* _Extrait fourni_
6. Pour prononcer à l'encontre de M. A... une obligation de quitter le territoire français, le préfet de police de Paris s'est fondé, ainsi qu'il a déjà été dit au point 2, sur les dispositions précitées du 1° de l'article L. 611-1 du code de l'entrée et du séjour, en relevant notamment que l'intéressé ne pouvait justifier être entré régulièrement en France. Toutefois, M. A... justifie pour la première fois en appel être entré en France le 2 février 2020 sous couvert d'un visa Schengen de court séjour valable du 17 janvier au 14 juillet 2020. Par suite, la décision en litige ne pouvait être prise sur le fondement des dispositions du 1° de l'article L. 611-1 du code de l'entrée et du séjour.

7. Toutefois, lorsqu'il constate que la décision contestée devant lui aurait pu être prise, en vertu du même pouvoir d'appréciation, sur le fondement d'un autre texte que celui dont la méconnaissance est invoquée, le juge de l'excès de pouvoir peut substituer ce fondement à celui qui a servi de base légale à la décision attaquée, sous réserve que l'intéressé ait disposé des garanties dont est assortie l'application du texte sur le fondement duquel la décision aurait dû être prononcée.

* _Données fournies_
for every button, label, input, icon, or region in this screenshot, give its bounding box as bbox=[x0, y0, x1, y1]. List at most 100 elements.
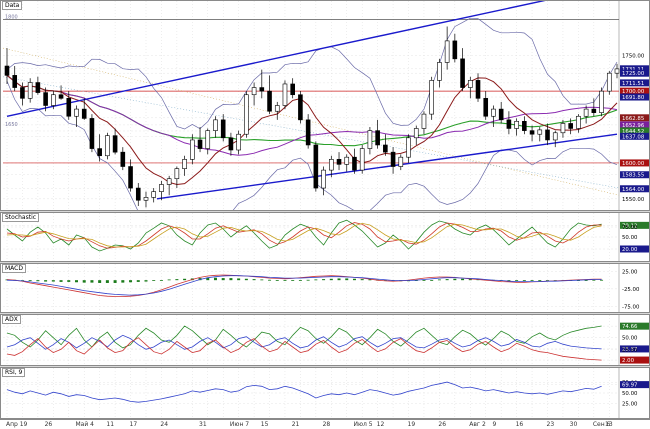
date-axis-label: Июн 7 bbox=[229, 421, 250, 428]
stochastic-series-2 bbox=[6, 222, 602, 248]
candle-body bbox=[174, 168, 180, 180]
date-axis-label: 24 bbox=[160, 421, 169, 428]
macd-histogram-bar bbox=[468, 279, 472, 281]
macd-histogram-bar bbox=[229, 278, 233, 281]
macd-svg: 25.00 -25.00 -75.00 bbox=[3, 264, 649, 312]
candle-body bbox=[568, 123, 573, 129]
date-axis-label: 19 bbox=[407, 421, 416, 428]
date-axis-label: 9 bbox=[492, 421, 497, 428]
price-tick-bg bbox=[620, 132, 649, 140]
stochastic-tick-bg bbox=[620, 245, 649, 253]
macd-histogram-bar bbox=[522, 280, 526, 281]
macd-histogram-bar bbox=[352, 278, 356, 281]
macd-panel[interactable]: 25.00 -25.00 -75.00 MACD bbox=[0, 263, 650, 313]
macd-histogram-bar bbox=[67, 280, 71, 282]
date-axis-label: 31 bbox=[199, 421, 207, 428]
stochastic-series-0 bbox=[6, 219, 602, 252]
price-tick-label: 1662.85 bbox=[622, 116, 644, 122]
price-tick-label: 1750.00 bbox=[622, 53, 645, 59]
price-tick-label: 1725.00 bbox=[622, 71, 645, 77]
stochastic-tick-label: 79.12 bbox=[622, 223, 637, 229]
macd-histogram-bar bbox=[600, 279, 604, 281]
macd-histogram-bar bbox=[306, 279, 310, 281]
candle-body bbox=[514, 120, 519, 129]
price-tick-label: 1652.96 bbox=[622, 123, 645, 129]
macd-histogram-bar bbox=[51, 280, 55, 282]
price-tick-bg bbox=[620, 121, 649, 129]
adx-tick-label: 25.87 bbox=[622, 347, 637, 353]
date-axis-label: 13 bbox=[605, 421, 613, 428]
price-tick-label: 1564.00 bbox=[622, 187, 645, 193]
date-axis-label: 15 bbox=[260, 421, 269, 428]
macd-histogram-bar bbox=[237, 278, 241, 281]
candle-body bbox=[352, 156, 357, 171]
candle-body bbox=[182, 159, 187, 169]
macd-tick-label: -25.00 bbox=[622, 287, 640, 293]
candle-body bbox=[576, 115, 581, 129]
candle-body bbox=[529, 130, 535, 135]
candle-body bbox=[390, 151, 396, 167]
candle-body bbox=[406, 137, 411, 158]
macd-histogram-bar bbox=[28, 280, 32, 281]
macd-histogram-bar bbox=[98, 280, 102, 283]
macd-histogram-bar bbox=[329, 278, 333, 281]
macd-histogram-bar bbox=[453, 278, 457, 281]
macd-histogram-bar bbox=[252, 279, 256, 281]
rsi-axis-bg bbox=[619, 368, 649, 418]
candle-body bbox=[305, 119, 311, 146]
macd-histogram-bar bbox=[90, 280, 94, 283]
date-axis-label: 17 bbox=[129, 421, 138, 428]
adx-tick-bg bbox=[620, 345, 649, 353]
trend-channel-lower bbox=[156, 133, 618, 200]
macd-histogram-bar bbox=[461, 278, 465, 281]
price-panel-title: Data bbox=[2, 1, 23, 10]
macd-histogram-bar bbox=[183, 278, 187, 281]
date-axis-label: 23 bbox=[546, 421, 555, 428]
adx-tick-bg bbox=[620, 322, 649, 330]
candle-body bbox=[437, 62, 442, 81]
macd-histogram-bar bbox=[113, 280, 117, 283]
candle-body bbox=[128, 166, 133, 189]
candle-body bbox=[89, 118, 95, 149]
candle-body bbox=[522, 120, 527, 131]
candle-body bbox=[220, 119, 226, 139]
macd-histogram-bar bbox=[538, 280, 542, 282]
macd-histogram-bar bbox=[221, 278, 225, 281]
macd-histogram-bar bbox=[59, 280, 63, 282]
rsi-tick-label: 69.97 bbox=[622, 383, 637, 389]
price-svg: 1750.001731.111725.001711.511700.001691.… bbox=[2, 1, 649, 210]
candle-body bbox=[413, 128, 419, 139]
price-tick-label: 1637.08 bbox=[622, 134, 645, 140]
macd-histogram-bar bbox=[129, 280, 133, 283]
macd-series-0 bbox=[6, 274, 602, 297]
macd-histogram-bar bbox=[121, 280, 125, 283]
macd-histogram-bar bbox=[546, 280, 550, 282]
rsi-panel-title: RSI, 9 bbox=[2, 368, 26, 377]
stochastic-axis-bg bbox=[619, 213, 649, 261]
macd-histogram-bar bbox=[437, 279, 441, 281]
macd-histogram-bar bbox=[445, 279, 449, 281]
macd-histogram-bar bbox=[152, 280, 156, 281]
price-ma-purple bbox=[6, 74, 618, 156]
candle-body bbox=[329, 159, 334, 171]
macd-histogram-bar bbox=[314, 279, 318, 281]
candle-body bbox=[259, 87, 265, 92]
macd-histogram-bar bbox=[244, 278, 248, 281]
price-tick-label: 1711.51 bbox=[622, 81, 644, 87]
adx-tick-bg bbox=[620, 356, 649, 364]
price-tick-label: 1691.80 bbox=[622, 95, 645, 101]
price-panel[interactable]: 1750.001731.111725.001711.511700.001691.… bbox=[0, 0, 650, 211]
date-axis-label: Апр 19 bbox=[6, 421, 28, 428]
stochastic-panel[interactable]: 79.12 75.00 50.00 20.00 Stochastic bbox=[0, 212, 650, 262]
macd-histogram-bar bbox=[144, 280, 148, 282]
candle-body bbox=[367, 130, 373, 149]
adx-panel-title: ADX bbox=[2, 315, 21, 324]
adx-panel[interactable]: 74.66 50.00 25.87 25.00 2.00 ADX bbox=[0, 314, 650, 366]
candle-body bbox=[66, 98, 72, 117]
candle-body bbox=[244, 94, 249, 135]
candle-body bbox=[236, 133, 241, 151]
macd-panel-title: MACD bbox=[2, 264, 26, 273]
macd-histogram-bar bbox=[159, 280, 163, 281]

* _À faire_
Répondez aux questions suivantes d'après l'extrait :
(a) Sur quelles dispositions le préfet de police de Paris s'est-il fondé pour prononcer l'obligation de quitter le territoire français ?
(b) À quelle date M. A... justifie-t-il être entré en France ?
(c) Sous quelle réserve le juge de l'excès de pouvoir peut-il substituer un autre fondement à celui de la décision attaquée ?

* _Corrigé_
(a) Sur les dispositions du 1° de l'article L. 611-1 du code de l'entrée et du séjour.
(b) Le 2 février 2020.
(c) À condition que l'intéressé ait disposé des garanties dont est assortie l'application du texte sur le fondement duquel la décision aurait dû être prononcée.